---------- DATA LISTING
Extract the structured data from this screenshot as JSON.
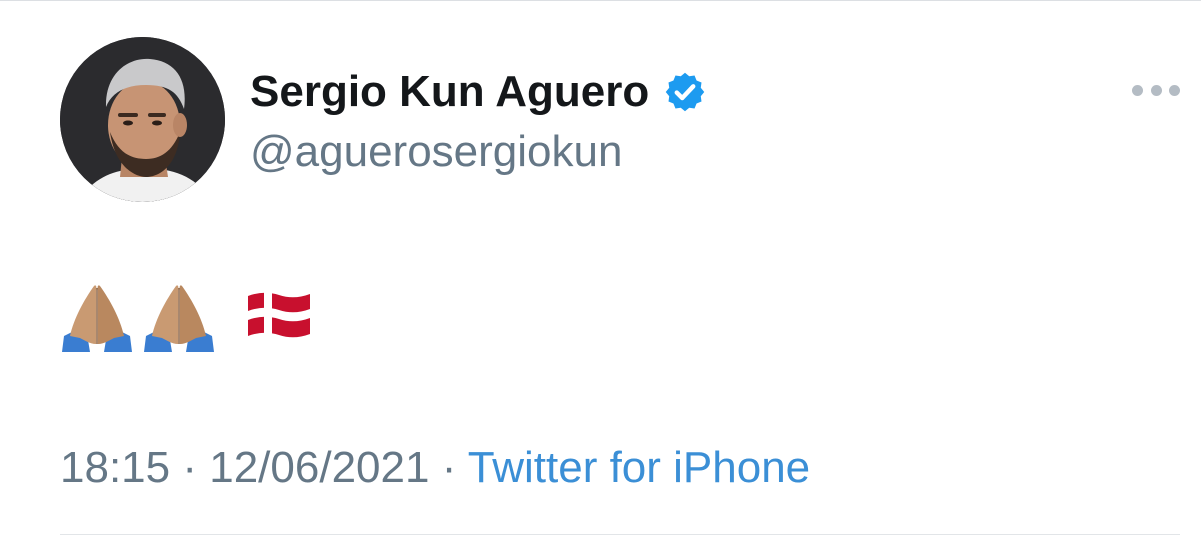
{
  "tweet": {
    "author": {
      "display_name": "Sergio Kun Aguero",
      "handle": "@aguerosergiokun",
      "verified": true
    },
    "body_emoji": [
      "folded-hands-medium-skin-tone",
      "folded-hands-medium-skin-tone",
      "flag-denmark"
    ],
    "time": "18:15",
    "separator": "·",
    "date": "12/06/2021",
    "source": "Twitter for iPhone"
  },
  "colors": {
    "name": "#14171a",
    "muted": "#657786",
    "link": "#3b8fd6",
    "verified": "#1d9bf0",
    "flag_red": "#c8102e"
  }
}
--------------------
WRITTEN TASK — Copy every record character for character. Skip the pictures.

OUTPUT BELOW —
Extract the structured data from this screenshot as JSON.
{
  "tweet": {
    "author": {
      "display_name": "Sergio Kun Aguero",
      "handle": "@aguerosergiokun",
      "verified": true
    },
    "body_emoji": [
      "folded-hands-medium-skin-tone",
      "folded-hands-medium-skin-tone",
      "flag-denmark"
    ],
    "time": "18:15",
    "separator": "·",
    "date": "12/06/2021",
    "source": "Twitter for iPhone"
  },
  "colors": {
    "name": "#14171a",
    "muted": "#657786",
    "link": "#3b8fd6",
    "verified": "#1d9bf0",
    "flag_red": "#c8102e"
  }
}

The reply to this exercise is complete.